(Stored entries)
* start *
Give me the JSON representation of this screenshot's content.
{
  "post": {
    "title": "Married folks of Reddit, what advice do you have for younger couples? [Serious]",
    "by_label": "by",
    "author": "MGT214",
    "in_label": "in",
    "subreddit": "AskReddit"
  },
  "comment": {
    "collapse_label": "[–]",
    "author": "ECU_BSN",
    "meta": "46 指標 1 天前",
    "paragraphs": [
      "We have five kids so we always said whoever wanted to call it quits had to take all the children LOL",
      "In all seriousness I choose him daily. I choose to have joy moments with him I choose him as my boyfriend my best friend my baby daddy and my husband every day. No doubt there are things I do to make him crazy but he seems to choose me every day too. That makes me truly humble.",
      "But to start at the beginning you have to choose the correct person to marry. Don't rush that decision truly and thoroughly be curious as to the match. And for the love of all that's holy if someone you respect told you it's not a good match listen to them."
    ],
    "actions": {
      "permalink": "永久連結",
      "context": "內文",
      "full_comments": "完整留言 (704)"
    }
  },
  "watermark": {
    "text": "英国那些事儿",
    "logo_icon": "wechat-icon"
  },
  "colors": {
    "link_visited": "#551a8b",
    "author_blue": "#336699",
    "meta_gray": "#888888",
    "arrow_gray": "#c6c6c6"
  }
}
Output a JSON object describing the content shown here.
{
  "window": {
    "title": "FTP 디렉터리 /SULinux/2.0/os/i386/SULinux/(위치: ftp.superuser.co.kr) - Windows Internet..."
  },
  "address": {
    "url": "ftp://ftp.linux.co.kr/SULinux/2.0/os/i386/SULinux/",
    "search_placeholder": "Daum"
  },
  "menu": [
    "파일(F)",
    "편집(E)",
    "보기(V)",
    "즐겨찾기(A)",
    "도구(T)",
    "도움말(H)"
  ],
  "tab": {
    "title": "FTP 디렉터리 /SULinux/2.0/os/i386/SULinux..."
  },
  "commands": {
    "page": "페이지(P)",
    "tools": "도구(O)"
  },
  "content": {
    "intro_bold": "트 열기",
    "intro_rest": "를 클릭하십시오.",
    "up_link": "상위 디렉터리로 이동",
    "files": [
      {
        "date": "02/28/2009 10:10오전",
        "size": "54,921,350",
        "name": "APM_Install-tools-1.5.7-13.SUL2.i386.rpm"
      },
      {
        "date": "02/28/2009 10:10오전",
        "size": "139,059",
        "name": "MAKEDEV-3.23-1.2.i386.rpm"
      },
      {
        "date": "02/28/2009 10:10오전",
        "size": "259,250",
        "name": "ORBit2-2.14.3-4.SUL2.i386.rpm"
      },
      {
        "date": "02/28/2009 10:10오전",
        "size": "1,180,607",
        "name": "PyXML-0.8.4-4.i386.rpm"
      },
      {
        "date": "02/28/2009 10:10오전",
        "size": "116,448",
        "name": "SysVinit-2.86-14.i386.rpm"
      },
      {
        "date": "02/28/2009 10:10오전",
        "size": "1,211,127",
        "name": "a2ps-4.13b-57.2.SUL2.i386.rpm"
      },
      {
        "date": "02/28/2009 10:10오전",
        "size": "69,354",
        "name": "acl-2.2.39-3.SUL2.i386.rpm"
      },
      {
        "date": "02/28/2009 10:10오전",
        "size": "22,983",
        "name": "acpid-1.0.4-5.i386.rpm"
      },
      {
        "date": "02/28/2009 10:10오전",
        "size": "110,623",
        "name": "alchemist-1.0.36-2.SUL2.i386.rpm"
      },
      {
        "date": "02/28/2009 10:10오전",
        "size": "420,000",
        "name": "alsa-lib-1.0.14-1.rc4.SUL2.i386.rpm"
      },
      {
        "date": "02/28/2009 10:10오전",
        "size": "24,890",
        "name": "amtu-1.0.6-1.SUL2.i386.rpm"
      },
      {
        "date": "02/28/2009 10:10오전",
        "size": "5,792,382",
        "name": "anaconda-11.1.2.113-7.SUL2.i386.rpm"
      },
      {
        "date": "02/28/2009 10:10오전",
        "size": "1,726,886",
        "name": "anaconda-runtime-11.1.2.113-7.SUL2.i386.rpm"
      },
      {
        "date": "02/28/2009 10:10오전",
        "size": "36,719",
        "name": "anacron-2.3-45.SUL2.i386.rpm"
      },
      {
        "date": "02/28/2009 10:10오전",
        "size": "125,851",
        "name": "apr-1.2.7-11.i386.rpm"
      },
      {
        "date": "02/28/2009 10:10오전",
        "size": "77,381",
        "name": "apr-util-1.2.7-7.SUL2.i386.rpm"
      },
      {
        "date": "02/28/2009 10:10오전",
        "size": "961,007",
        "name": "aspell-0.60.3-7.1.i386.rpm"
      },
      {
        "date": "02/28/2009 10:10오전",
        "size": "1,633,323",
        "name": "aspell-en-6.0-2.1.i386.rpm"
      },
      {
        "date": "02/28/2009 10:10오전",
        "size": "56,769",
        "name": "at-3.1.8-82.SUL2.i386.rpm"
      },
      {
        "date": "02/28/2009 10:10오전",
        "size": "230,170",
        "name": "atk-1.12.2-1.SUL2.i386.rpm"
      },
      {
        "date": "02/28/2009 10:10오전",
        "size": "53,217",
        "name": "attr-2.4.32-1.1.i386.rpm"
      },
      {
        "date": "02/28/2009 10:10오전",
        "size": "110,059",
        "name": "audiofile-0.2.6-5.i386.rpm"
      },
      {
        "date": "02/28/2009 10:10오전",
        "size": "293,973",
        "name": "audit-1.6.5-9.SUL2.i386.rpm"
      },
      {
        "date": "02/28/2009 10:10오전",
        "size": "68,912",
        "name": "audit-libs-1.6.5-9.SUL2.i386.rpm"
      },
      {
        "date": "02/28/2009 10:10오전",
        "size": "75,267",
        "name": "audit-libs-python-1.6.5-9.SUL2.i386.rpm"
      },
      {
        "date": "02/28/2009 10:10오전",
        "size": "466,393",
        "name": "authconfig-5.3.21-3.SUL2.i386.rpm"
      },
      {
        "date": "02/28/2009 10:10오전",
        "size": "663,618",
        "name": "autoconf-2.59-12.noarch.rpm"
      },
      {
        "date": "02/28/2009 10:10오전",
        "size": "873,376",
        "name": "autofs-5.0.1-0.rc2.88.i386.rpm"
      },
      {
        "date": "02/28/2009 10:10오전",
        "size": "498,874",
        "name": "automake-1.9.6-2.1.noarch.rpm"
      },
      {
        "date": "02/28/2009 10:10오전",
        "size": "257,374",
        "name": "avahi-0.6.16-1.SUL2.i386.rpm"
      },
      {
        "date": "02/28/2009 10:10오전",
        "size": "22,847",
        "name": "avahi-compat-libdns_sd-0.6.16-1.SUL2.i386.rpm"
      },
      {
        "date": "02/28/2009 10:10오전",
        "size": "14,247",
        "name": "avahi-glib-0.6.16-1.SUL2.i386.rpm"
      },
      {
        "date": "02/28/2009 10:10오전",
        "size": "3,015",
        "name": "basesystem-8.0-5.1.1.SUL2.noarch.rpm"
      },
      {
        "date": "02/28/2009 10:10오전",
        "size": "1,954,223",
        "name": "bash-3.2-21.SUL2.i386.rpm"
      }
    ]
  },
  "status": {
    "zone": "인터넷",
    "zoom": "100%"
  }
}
* end *
_Required work_
Faithfully transcribe the whole of the data.

_Exercise answer_
Give me the JSON representation of this screenshot's content.
{
  "post": {
    "title": "Married folks of Reddit, what advice do you have for younger couples? [Serious]",
    "by_label": "by",
    "author": "MGT214",
    "in_label": "in",
    "subreddit": "AskReddit"
  },
  "comment": {
    "collapse_label": "[–]",
    "author": "ECU_BSN",
    "meta": "46 指標 1 天前",
    "paragraphs": [
      "We have five kids so we always said whoever wanted to call it quits had to take all the children LOL",
      "In all seriousness I choose him daily. I choose to have joy moments with him I choose him as my boyfriend my best friend my baby daddy and my husband every day. No doubt there are things I do to make him crazy but he seems to choose me every day too. That makes me truly humble.",
      "But to start at the beginning you have to choose the correct person to marry. Don't rush that decision truly and thoroughly be curious as to the match. And for the love of all that's holy if someone you respect told you it's not a good match listen to them."
    ],
    "actions": {
      "permalink": "永久連結",
      "context": "內文",
      "full_comments": "完整留言 (704)"
    }
  },
  "watermark": {
    "text": "英国那些事儿",
    "logo_icon": "wechat-icon"
  },
  "colors": {
    "link_visited": "#551a8b",
    "author_blue": "#336699",
    "meta_gray": "#888888",
    "arrow_gray": "#c6c6c6"
  }
}
Output a JSON object describing the content shown here.
{
  "window": {
    "title": "FTP 디렉터리 /SULinux/2.0/os/i386/SULinux/(위치: ftp.superuser.co.kr) - Windows Internet..."
  },
  "address": {
    "url": "ftp://ftp.linux.co.kr/SULinux/2.0/os/i386/SULinux/",
    "search_placeholder": "Daum"
  },
  "menu": [
    "파일(F)",
    "편집(E)",
    "보기(V)",
    "즐겨찾기(A)",
    "도구(T)",
    "도움말(H)"
  ],
  "tab": {
    "title": "FTP 디렉터리 /SULinux/2.0/os/i386/SULinux..."
  },
  "commands": {
    "page": "페이지(P)",
    "tools": "도구(O)"
  },
  "content": {
    "intro_bold": "트 열기",
    "intro_rest": "를 클릭하십시오.",
    "up_link": "상위 디렉터리로 이동",
    "files": [
      {
        "date": "02/28/2009 10:10오전",
        "size": "54,921,350",
        "name": "APM_Install-tools-1.5.7-13.SUL2.i386.rpm"
      },
      {
        "date": "02/28/2009 10:10오전",
        "size": "139,059",
        "name": "MAKEDEV-3.23-1.2.i386.rpm"
      },
      {
        "date": "02/28/2009 10:10오전",
        "size": "259,250",
        "name": "ORBit2-2.14.3-4.SUL2.i386.rpm"
      },
      {
        "date": "02/28/2009 10:10오전",
        "size": "1,180,607",
        "name": "PyXML-0.8.4-4.i386.rpm"
      },
      {
        "date": "02/28/2009 10:10오전",
        "size": "116,448",
        "name": "SysVinit-2.86-14.i386.rpm"
      },
      {
        "date": "02/28/2009 10:10오전",
        "size": "1,211,127",
        "name": "a2ps-4.13b-57.2.SUL2.i386.rpm"
      },
      {
        "date": "02/28/2009 10:10오전",
        "size": "69,354",
        "name": "acl-2.2.39-3.SUL2.i386.rpm"
      },
      {
        "date": "02/28/2009 10:10오전",
        "size": "22,983",
        "name": "acpid-1.0.4-5.i386.rpm"
      },
      {
        "date": "02/28/2009 10:10오전",
        "size": "110,623",
        "name": "alchemist-1.0.36-2.SUL2.i386.rpm"
      },
      {
        "date": "02/28/2009 10:10오전",
        "size": "420,000",
        "name": "alsa-lib-1.0.14-1.rc4.SUL2.i386.rpm"
      },
      {
        "date": "02/28/2009 10:10오전",
        "size": "24,890",
        "name": "amtu-1.0.6-1.SUL2.i386.rpm"
      },
      {
        "date": "02/28/2009 10:10오전",
        "size": "5,792,382",
        "name": "anaconda-11.1.2.113-7.SUL2.i386.rpm"
      },
      {
        "date": "02/28/2009 10:10오전",
        "size": "1,726,886",
        "name": "anaconda-runtime-11.1.2.113-7.SUL2.i386.rpm"
      },
      {
        "date": "02/28/2009 10:10오전",
        "size": "36,719",
        "name": "anacron-2.3-45.SUL2.i386.rpm"
      },
      {
        "date": "02/28/2009 10:10오전",
        "size": "125,851",
        "name": "apr-1.2.7-11.i386.rpm"
      },
      {
        "date": "02/28/2009 10:10오전",
        "size": "77,381",
        "name": "apr-util-1.2.7-7.SUL2.i386.rpm"
      },
      {
        "date": "02/28/2009 10:10오전",
        "size": "961,007",
        "name": "aspell-0.60.3-7.1.i386.rpm"
      },
      {
        "date": "02/28/2009 10:10오전",
        "size": "1,633,323",
        "name": "aspell-en-6.0-2.1.i386.rpm"
      },
      {
        "date": "02/28/2009 10:10오전",
        "size": "56,769",
        "name": "at-3.1.8-82.SUL2.i386.rpm"
      },
      {
        "date": "02/28/2009 10:10오전",
        "size": "230,170",
        "name": "atk-1.12.2-1.SUL2.i386.rpm"
      },
      {
        "date": "02/28/2009 10:10오전",
        "size": "53,217",
        "name": "attr-2.4.32-1.1.i386.rpm"
      },
      {
        "date": "02/28/2009 10:10오전",
        "size": "110,059",
        "name": "audiofile-0.2.6-5.i386.rpm"
      },
      {
        "date": "02/28/2009 10:10오전",
        "size": "293,973",
        "name": "audit-1.6.5-9.SUL2.i386.rpm"
      },
      {
        "date": "02/28/2009 10:10오전",
        "size": "68,912",
        "name": "audit-libs-1.6.5-9.SUL2.i386.rpm"
      },
      {
        "date": "02/28/2009 10:10오전",
        "size": "75,267",
        "name": "audit-libs-python-1.6.5-9.SUL2.i386.rpm"
      },
      {
        "date": "02/28/2009 10:10오전",
        "size": "466,393",
        "name": "authconfig-5.3.21-3.SUL2.i386.rpm"
      },
      {
        "date": "02/28/2009 10:10오전",
        "size": "663,618",
        "name": "autoconf-2.59-12.noarch.rpm"
      },
      {
        "date": "02/28/2009 10:10오전",
        "size": "873,376",
        "name": "autofs-5.0.1-0.rc2.88.i386.rpm"
      },
      {
        "date": "02/28/2009 10:10오전",
        "size": "498,874",
        "name": "automake-1.9.6-2.1.noarch.rpm"
      },
      {
        "date": "02/28/2009 10:10오전",
        "size": "257,374",
        "name": "avahi-0.6.16-1.SUL2.i386.rpm"
      },
      {
        "date": "02/28/2009 10:10오전",
        "size": "22,847",
        "name": "avahi-compat-libdns_sd-0.6.16-1.SUL2.i386.rpm"
      },
      {
        "date": "02/28/2009 10:10오전",
        "size": "14,247",
        "name": "avahi-glib-0.6.16-1.SUL2.i386.rpm"
      },
      {
        "date": "02/28/2009 10:10오전",
        "size": "3,015",
        "name": "basesystem-8.0-5.1.1.SUL2.noarch.rpm"
      },
      {
        "date": "02/28/2009 10:10오전",
        "size": "1,954,223",
        "name": "bash-3.2-21.SUL2.i386.rpm"
      }
    ]
  },
  "status": {
    "zone": "인터넷",
    "zoom": "100%"
  }
}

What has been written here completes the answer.